(REQUIRED TASK): Write every record out again exactly as given.

(SUPPLIED ENTRIES):
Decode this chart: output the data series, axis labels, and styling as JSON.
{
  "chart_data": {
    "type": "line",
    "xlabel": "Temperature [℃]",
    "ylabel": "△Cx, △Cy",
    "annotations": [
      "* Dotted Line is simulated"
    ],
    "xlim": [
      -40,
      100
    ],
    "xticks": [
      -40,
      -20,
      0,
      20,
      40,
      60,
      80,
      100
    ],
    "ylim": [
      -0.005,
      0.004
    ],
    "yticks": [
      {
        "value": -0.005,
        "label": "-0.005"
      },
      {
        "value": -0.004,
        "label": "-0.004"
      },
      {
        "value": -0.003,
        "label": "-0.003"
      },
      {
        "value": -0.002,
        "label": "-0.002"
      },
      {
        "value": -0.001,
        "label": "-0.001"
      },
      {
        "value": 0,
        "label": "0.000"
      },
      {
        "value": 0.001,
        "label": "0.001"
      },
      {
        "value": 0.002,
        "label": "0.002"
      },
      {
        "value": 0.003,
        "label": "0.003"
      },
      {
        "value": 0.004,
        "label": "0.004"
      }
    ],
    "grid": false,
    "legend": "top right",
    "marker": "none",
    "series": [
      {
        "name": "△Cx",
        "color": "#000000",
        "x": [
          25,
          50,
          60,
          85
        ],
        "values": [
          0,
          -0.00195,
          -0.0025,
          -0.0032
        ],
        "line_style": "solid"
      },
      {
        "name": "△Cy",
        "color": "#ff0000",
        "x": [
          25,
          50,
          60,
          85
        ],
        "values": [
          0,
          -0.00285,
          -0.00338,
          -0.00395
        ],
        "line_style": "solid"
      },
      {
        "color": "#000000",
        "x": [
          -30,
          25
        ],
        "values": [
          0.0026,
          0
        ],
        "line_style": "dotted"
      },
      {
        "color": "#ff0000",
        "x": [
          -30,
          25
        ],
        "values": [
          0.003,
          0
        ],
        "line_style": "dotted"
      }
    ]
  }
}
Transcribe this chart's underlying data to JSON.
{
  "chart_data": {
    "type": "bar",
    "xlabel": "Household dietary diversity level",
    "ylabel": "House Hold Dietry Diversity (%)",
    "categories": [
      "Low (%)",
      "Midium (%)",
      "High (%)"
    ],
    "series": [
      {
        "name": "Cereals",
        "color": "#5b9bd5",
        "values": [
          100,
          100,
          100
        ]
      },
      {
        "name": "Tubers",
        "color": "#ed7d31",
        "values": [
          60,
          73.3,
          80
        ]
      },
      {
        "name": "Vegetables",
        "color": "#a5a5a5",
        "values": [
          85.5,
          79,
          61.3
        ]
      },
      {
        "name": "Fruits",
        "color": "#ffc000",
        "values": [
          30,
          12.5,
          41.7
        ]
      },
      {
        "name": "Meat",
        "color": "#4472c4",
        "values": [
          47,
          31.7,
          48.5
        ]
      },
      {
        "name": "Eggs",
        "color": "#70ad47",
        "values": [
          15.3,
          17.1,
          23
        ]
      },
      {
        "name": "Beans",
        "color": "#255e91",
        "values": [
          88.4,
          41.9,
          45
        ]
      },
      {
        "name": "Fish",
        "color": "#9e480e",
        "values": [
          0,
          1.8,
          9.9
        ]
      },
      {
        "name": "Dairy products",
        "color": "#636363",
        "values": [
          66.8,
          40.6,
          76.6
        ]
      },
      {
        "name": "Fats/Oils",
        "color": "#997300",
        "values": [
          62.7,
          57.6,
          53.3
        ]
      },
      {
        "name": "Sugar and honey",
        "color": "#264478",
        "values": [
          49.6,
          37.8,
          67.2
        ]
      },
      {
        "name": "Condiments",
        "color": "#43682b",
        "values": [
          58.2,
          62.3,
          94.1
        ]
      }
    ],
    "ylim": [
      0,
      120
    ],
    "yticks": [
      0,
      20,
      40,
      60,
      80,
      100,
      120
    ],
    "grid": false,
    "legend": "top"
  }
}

(OUTPUT FOR THIS TASK):
Decode this chart: output the data series, axis labels, and styling as JSON.
{
  "chart_data": {
    "type": "line",
    "xlabel": "Temperature [℃]",
    "ylabel": "△Cx, △Cy",
    "annotations": [
      "* Dotted Line is simulated"
    ],
    "xlim": [
      -40,
      100
    ],
    "xticks": [
      -40,
      -20,
      0,
      20,
      40,
      60,
      80,
      100
    ],
    "ylim": [
      -0.005,
      0.004
    ],
    "yticks": [
      {
        "value": -0.005,
        "label": "-0.005"
      },
      {
        "value": -0.004,
        "label": "-0.004"
      },
      {
        "value": -0.003,
        "label": "-0.003"
      },
      {
        "value": -0.002,
        "label": "-0.002"
      },
      {
        "value": -0.001,
        "label": "-0.001"
      },
      {
        "value": 0,
        "label": "0.000"
      },
      {
        "value": 0.001,
        "label": "0.001"
      },
      {
        "value": 0.002,
        "label": "0.002"
      },
      {
        "value": 0.003,
        "label": "0.003"
      },
      {
        "value": 0.004,
        "label": "0.004"
      }
    ],
    "grid": false,
    "legend": "top right",
    "marker": "none",
    "series": [
      {
        "name": "△Cx",
        "color": "#000000",
        "x": [
          25,
          50,
          60,
          85
        ],
        "values": [
          0,
          -0.00195,
          -0.0025,
          -0.0032
        ],
        "line_style": "solid"
      },
      {
        "name": "△Cy",
        "color": "#ff0000",
        "x": [
          25,
          50,
          60,
          85
        ],
        "values": [
          0,
          -0.00285,
          -0.00338,
          -0.00395
        ],
        "line_style": "solid"
      },
      {
        "color": "#000000",
        "x": [
          -30,
          25
        ],
        "values": [
          0.0026,
          0
        ],
        "line_style": "dotted"
      },
      {
        "color": "#ff0000",
        "x": [
          -30,
          25
        ],
        "values": [
          0.003,
          0
        ],
        "line_style": "dotted"
      }
    ]
  }
}
Transcribe this chart's underlying data to JSON.
{
  "chart_data": {
    "type": "bar",
    "xlabel": "Household dietary diversity level",
    "ylabel": "House Hold Dietry Diversity (%)",
    "categories": [
      "Low (%)",
      "Midium (%)",
      "High (%)"
    ],
    "series": [
      {
        "name": "Cereals",
        "color": "#5b9bd5",
        "values": [
          100,
          100,
          100
        ]
      },
      {
        "name": "Tubers",
        "color": "#ed7d31",
        "values": [
          60,
          73.3,
          80
        ]
      },
      {
        "name": "Vegetables",
        "color": "#a5a5a5",
        "values": [
          85.5,
          79,
          61.3
        ]
      },
      {
        "name": "Fruits",
        "color": "#ffc000",
        "values": [
          30,
          12.5,
          41.7
        ]
      },
      {
        "name": "Meat",
        "color": "#4472c4",
        "values": [
          47,
          31.7,
          48.5
        ]
      },
      {
        "name": "Eggs",
        "color": "#70ad47",
        "values": [
          15.3,
          17.1,
          23
        ]
      },
      {
        "name": "Beans",
        "color": "#255e91",
        "values": [
          88.4,
          41.9,
          45
        ]
      },
      {
        "name": "Fish",
        "color": "#9e480e",
        "values": [
          0,
          1.8,
          9.9
        ]
      },
      {
        "name": "Dairy products",
        "color": "#636363",
        "values": [
          66.8,
          40.6,
          76.6
        ]
      },
      {
        "name": "Fats/Oils",
        "color": "#997300",
        "values": [
          62.7,
          57.6,
          53.3
        ]
      },
      {
        "name": "Sugar and honey",
        "color": "#264478",
        "values": [
          49.6,
          37.8,
          67.2
        ]
      },
      {
        "name": "Condiments",
        "color": "#43682b",
        "values": [
          58.2,
          62.3,
          94.1
        ]
      }
    ],
    "ylim": [
      0,
      120
    ],
    "yticks": [
      0,
      20,
      40,
      60,
      80,
      100,
      120
    ],
    "grid": false,
    "legend": "top"
  }
}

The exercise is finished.